▸ Your task:
Find every line in the records below that holds the word "name" and copy it.

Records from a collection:
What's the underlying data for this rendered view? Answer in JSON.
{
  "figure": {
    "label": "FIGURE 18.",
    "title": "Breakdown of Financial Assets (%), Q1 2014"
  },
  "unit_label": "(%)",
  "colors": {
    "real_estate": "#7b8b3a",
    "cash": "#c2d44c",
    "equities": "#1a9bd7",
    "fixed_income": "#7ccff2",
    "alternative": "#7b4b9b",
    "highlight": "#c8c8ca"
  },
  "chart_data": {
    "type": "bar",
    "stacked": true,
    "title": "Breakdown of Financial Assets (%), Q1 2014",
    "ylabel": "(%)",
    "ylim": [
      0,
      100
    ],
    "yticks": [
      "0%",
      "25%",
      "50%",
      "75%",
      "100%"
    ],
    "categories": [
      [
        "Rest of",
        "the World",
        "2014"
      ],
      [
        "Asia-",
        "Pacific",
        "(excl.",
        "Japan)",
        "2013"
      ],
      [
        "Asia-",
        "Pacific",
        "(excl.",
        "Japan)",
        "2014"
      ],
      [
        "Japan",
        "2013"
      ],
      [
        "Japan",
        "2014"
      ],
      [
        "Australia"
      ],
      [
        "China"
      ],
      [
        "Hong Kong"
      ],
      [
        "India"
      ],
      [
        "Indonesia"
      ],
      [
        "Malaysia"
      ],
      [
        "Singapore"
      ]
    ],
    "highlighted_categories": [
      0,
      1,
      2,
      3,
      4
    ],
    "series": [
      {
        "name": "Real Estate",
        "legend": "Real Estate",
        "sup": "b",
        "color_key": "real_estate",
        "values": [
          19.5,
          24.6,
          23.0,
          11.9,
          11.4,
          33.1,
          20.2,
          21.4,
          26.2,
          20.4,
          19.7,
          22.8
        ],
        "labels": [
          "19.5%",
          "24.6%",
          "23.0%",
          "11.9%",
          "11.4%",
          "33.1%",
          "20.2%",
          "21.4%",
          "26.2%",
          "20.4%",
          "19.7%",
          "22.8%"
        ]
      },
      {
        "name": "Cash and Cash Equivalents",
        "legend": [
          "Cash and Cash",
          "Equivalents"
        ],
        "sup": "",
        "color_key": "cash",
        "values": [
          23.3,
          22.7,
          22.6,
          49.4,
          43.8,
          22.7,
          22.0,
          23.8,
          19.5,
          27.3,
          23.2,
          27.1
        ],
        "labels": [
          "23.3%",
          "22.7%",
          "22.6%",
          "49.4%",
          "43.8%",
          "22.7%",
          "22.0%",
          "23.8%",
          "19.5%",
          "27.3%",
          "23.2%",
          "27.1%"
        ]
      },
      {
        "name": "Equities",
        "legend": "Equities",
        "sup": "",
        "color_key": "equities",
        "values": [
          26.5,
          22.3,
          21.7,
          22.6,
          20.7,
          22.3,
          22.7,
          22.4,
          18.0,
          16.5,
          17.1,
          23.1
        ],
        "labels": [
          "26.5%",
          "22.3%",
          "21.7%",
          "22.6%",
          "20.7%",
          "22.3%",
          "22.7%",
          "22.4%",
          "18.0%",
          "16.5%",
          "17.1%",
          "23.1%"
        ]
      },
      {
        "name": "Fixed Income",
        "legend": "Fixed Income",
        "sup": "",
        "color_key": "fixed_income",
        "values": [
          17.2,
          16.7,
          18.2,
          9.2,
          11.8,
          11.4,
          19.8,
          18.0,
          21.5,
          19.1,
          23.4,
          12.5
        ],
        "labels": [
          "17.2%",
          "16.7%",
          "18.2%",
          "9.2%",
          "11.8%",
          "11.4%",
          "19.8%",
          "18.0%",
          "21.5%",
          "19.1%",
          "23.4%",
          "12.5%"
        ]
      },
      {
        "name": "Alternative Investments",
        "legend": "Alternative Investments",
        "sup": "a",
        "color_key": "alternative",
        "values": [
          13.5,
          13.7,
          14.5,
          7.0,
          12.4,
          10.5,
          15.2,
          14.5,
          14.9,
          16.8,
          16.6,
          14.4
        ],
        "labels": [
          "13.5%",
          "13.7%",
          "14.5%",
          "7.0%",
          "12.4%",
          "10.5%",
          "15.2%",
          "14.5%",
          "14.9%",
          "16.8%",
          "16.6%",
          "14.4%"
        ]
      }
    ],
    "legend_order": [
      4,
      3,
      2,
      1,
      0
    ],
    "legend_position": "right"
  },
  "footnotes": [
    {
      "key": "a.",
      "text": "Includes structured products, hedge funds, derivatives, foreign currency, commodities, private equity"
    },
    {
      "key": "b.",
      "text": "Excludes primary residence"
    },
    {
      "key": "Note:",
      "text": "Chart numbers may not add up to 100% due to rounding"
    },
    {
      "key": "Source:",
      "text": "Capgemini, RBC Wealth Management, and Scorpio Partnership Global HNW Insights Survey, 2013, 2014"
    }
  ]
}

▸ Complete output:
        "name": "Real Estate",
        "name": "Cash and Cash Equivalents",
        "name": "Equities",
        "name": "Fixed Income",
        "name": "Alternative Investments",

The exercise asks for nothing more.